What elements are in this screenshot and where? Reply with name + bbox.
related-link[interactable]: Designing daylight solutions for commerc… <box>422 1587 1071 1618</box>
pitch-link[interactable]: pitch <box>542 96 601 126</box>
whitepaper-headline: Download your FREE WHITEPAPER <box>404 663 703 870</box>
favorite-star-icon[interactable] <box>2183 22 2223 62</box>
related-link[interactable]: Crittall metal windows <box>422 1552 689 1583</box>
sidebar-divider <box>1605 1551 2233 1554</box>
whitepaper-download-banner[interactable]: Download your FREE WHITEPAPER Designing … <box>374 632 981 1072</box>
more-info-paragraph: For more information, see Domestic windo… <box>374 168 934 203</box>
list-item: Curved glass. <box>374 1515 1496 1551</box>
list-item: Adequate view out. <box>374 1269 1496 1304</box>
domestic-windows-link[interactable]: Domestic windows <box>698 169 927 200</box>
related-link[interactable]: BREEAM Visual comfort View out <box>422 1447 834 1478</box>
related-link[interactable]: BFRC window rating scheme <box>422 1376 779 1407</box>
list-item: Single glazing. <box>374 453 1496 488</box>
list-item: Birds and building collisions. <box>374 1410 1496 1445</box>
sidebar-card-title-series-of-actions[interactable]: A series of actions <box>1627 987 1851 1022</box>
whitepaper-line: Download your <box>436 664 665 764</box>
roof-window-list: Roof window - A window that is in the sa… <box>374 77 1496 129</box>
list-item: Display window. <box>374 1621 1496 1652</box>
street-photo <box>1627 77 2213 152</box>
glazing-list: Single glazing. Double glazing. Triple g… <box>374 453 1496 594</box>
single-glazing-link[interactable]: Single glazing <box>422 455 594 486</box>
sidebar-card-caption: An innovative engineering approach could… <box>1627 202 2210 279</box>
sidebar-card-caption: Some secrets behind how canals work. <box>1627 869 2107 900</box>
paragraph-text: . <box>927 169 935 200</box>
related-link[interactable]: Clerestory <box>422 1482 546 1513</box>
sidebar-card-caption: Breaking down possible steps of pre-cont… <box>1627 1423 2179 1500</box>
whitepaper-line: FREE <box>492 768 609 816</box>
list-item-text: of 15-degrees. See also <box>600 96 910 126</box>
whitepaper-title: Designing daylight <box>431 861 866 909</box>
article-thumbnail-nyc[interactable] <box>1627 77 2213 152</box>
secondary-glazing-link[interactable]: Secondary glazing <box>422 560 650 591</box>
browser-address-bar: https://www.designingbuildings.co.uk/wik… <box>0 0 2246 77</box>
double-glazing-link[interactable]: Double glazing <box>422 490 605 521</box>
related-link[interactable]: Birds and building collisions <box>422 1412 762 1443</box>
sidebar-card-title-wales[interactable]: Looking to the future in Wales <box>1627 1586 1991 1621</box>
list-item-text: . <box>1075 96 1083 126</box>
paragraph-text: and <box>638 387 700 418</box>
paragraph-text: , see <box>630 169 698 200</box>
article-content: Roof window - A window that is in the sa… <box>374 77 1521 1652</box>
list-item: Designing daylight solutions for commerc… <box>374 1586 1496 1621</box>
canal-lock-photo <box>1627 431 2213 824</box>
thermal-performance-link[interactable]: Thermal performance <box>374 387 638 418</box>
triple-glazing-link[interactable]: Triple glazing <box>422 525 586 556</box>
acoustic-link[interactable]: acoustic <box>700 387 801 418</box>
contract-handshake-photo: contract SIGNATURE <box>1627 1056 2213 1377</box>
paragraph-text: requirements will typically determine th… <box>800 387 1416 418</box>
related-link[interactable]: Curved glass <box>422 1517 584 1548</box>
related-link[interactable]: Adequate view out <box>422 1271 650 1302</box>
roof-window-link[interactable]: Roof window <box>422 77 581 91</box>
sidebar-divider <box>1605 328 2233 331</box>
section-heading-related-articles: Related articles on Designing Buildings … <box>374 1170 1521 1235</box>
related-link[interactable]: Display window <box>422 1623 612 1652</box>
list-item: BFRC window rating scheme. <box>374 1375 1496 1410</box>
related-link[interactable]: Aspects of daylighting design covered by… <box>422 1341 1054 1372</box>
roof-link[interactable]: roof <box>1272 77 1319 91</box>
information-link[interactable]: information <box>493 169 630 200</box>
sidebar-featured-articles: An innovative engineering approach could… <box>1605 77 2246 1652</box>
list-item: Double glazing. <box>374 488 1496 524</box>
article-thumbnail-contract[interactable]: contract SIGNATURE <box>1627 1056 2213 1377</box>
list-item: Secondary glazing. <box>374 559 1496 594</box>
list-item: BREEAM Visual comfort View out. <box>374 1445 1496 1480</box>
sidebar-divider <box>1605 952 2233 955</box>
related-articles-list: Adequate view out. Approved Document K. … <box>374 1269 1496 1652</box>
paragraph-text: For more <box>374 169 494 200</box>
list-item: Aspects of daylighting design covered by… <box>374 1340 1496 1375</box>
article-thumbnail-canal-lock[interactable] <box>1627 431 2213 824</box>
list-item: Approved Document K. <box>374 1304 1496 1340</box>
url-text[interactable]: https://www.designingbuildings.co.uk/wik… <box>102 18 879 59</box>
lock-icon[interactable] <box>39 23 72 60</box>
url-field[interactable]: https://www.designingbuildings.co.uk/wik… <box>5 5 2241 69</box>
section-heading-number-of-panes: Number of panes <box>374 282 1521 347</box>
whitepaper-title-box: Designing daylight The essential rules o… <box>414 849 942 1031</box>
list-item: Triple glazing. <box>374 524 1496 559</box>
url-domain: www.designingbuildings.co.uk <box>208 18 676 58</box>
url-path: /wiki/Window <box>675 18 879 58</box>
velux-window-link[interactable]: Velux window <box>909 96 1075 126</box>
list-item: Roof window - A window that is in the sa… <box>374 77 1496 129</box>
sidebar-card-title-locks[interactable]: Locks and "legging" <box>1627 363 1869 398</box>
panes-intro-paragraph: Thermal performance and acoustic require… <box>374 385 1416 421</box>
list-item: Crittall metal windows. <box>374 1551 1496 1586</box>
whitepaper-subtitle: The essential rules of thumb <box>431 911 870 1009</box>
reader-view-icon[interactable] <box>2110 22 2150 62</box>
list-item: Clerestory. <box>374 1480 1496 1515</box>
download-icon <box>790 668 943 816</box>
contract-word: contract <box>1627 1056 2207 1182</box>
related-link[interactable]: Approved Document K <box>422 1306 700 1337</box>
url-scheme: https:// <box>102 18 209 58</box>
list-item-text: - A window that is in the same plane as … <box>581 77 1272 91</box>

::::::::::

• What the exercise asks:
Reproduce every line of the records above without changing a single character.

• Exercise solution:
What elements are in this screenshot and where? Reply with name + bbox.
related-link[interactable]: Designing daylight solutions for commerc… <box>422 1587 1071 1618</box>
pitch-link[interactable]: pitch <box>542 96 601 126</box>
whitepaper-headline: Download your FREE WHITEPAPER <box>404 663 703 870</box>
favorite-star-icon[interactable] <box>2183 22 2223 62</box>
related-link[interactable]: Crittall metal windows <box>422 1552 689 1583</box>
sidebar-divider <box>1605 1551 2233 1554</box>
whitepaper-download-banner[interactable]: Download your FREE WHITEPAPER Designing … <box>374 632 981 1072</box>
more-info-paragraph: For more information, see Domestic windo… <box>374 168 934 203</box>
list-item: Curved glass. <box>374 1515 1496 1551</box>
list-item: Adequate view out. <box>374 1269 1496 1304</box>
domestic-windows-link[interactable]: Domestic windows <box>698 169 927 200</box>
related-link[interactable]: BREEAM Visual comfort View out <box>422 1447 834 1478</box>
related-link[interactable]: BFRC window rating scheme <box>422 1376 779 1407</box>
list-item: Single glazing. <box>374 453 1496 488</box>
list-item: Birds and building collisions. <box>374 1410 1496 1445</box>
sidebar-card-title-series-of-actions[interactable]: A series of actions <box>1627 987 1851 1022</box>
whitepaper-line: Download your <box>436 664 665 764</box>
roof-window-list: Roof window - A window that is in the sa… <box>374 77 1496 129</box>
list-item: Display window. <box>374 1621 1496 1652</box>
street-photo <box>1627 77 2213 152</box>
glazing-list: Single glazing. Double glazing. Triple g… <box>374 453 1496 594</box>
single-glazing-link[interactable]: Single glazing <box>422 455 594 486</box>
sidebar-card-caption: An innovative engineering approach could… <box>1627 202 2210 279</box>
sidebar-card-caption: Some secrets behind how canals work. <box>1627 869 2107 900</box>
paragraph-text: . <box>927 169 935 200</box>
related-link[interactable]: Clerestory <box>422 1482 546 1513</box>
sidebar-card-caption: Breaking down possible steps of pre-cont… <box>1627 1423 2179 1500</box>
whitepaper-line: FREE <box>492 768 609 816</box>
list-item-text: of 15-degrees. See also <box>600 96 910 126</box>
whitepaper-title: Designing daylight <box>431 861 866 909</box>
article-thumbnail-nyc[interactable] <box>1627 77 2213 152</box>
secondary-glazing-link[interactable]: Secondary glazing <box>422 560 650 591</box>
browser-address-bar: https://www.designingbuildings.co.uk/wik… <box>0 0 2246 77</box>
double-glazing-link[interactable]: Double glazing <box>422 490 605 521</box>
related-link[interactable]: Birds and building collisions <box>422 1412 762 1443</box>
sidebar-card-title-wales[interactable]: Looking to the future in Wales <box>1627 1586 1991 1621</box>
list-item-text: . <box>1075 96 1083 126</box>
paragraph-text: and <box>638 387 700 418</box>
paragraph-text: , see <box>630 169 698 200</box>
article-content: Roof window - A window that is in the sa… <box>374 77 1521 1652</box>
list-item: Designing daylight solutions for commerc… <box>374 1586 1496 1621</box>
canal-lock-photo <box>1627 431 2213 824</box>
thermal-performance-link[interactable]: Thermal performance <box>374 387 638 418</box>
triple-glazing-link[interactable]: Triple glazing <box>422 525 586 556</box>
acoustic-link[interactable]: acoustic <box>700 387 801 418</box>
contract-handshake-photo: contract SIGNATURE <box>1627 1056 2213 1377</box>
paragraph-text: requirements will typically determine th… <box>800 387 1416 418</box>
related-link[interactable]: Curved glass <box>422 1517 584 1548</box>
related-link[interactable]: Adequate view out <box>422 1271 650 1302</box>
roof-window-link[interactable]: Roof window <box>422 77 581 91</box>
sidebar-divider <box>1605 328 2233 331</box>
section-heading-related-articles: Related articles on Designing Buildings … <box>374 1170 1521 1235</box>
related-link[interactable]: Display window <box>422 1623 612 1652</box>
list-item: BFRC window rating scheme. <box>374 1375 1496 1410</box>
related-link[interactable]: Aspects of daylighting design covered by… <box>422 1341 1054 1372</box>
roof-link[interactable]: roof <box>1272 77 1319 91</box>
information-link[interactable]: information <box>493 169 630 200</box>
sidebar-featured-articles: An innovative engineering approach could… <box>1605 77 2246 1652</box>
list-item: Double glazing. <box>374 488 1496 524</box>
article-thumbnail-contract[interactable]: contract SIGNATURE <box>1627 1056 2213 1377</box>
list-item: Secondary glazing. <box>374 559 1496 594</box>
list-item: BREEAM Visual comfort View out. <box>374 1445 1496 1480</box>
sidebar-divider <box>1605 952 2233 955</box>
related-articles-list: Adequate view out. Approved Document K. … <box>374 1269 1496 1652</box>
paragraph-text: For more <box>374 169 494 200</box>
list-item: Aspects of daylighting design covered by… <box>374 1340 1496 1375</box>
article-thumbnail-canal-lock[interactable] <box>1627 431 2213 824</box>
list-item: Approved Document K. <box>374 1304 1496 1340</box>
url-text[interactable]: https://www.designingbuildings.co.uk/wik… <box>102 18 879 59</box>
lock-icon[interactable] <box>39 23 72 60</box>
url-field[interactable]: https://www.designingbuildings.co.uk/wik… <box>5 5 2241 69</box>
section-heading-number-of-panes: Number of panes <box>374 282 1521 347</box>
whitepaper-title-box: Designing daylight The essential rules o… <box>414 849 942 1031</box>
list-item: Triple glazing. <box>374 524 1496 559</box>
url-domain: www.designingbuildings.co.uk <box>208 18 676 58</box>
url-path: /wiki/Window <box>675 18 879 58</box>
velux-window-link[interactable]: Velux window <box>909 96 1075 126</box>
list-item: Roof window - A window that is in the sa… <box>374 77 1496 129</box>
sidebar-card-title-locks[interactable]: Locks and "legging" <box>1627 363 1869 398</box>
panes-intro-paragraph: Thermal performance and acoustic require… <box>374 385 1416 421</box>
list-item: Crittall metal windows. <box>374 1551 1496 1586</box>
whitepaper-subtitle: The essential rules of thumb <box>431 911 870 1009</box>
reader-view-icon[interactable] <box>2110 22 2150 62</box>
list-item: Clerestory. <box>374 1480 1496 1515</box>
download-icon <box>790 668 943 816</box>
contract-word: contract <box>1627 1056 2207 1182</box>
related-link[interactable]: Approved Document K <box>422 1306 700 1337</box>
url-scheme: https:// <box>102 18 209 58</box>
list-item-text: - A window that is in the same plane as … <box>581 77 1272 91</box>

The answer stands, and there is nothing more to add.